Task statement: Print the full listing exactly.

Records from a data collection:
%%
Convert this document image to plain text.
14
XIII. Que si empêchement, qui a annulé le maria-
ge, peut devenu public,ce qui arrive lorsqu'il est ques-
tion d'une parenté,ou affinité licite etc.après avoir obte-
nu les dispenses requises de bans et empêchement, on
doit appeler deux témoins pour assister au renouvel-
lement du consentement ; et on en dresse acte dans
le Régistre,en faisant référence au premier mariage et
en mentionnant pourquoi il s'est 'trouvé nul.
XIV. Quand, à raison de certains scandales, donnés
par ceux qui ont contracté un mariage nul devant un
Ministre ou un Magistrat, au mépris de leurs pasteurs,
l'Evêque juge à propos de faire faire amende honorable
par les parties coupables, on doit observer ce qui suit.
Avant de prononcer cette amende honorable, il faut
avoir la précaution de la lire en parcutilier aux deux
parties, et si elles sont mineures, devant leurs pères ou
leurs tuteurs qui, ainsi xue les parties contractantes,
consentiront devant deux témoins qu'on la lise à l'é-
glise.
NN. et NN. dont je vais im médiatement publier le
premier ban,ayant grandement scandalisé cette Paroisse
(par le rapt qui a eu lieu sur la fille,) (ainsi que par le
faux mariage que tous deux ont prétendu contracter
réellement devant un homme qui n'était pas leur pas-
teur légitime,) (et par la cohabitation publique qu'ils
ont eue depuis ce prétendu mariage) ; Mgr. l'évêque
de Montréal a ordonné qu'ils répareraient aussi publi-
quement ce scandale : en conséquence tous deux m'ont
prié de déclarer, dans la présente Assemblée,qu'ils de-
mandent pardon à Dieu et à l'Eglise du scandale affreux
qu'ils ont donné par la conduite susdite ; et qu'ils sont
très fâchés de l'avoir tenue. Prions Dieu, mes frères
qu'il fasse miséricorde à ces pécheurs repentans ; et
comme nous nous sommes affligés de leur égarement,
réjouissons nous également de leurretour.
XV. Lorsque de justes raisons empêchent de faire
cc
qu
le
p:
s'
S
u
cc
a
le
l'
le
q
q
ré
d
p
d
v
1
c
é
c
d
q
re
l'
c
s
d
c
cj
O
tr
%%
Response below:
Convert this document image to plain text.
14
XIII. Que si empêchement, qui a annulé le maria-
ge, peut devenu public,ce qui arrive lorsqu'il est ques-
tion d'une parenté,ou affinité licite etc.après avoir obte-
nu les dispenses requises de bans et empêchement, on
doit appeler deux témoins pour assister au renouvel-
lement du consentement ; et on en dresse acte dans
le Régistre,en faisant référence au premier mariage et
en mentionnant pourquoi il s'est 'trouvé nul.
XIV. Quand, à raison de certains scandales, donnés
par ceux qui ont contracté un mariage nul devant un
Ministre ou un Magistrat, au mépris de leurs pasteurs,
l'Evêque juge à propos de faire faire amende honorable
par les parties coupables, on doit observer ce qui suit.
Avant de prononcer cette amende honorable, il faut
avoir la précaution de la lire en parcutilier aux deux
parties, et si elles sont mineures, devant leurs pères ou
leurs tuteurs qui, ainsi xue les parties contractantes,
consentiront devant deux témoins qu'on la lise à l'é-
glise.
NN. et NN. dont je vais im médiatement publier le
premier ban,ayant grandement scandalisé cette Paroisse
(par le rapt qui a eu lieu sur la fille,) (ainsi que par le
faux mariage que tous deux ont prétendu contracter
réellement devant un homme qui n'était pas leur pas-
teur légitime,) (et par la cohabitation publique qu'ils
ont eue depuis ce prétendu mariage) ; Mgr. l'évêque
de Montréal a ordonné qu'ils répareraient aussi publi-
quement ce scandale : en conséquence tous deux m'ont
prié de déclarer, dans la présente Assemblée,qu'ils de-
mandent pardon à Dieu et à l'Eglise du scandale affreux
qu'ils ont donné par la conduite susdite ; et qu'ils sont
très fâchés de l'avoir tenue. Prions Dieu, mes frères
qu'il fasse miséricorde à ces pécheurs repentans ; et
comme nous nous sommes affligés de leur égarement,
réjouissons nous également de leurretour.
XV. Lorsque de justes raisons empêchent de faire
cc
qu
le
p:
s'
S
u
cc
a
le
l'
le
q
q
ré
d
p
d
v
1
c
é
c
d
q
re
l'
c
s
d
c
cj
O
tr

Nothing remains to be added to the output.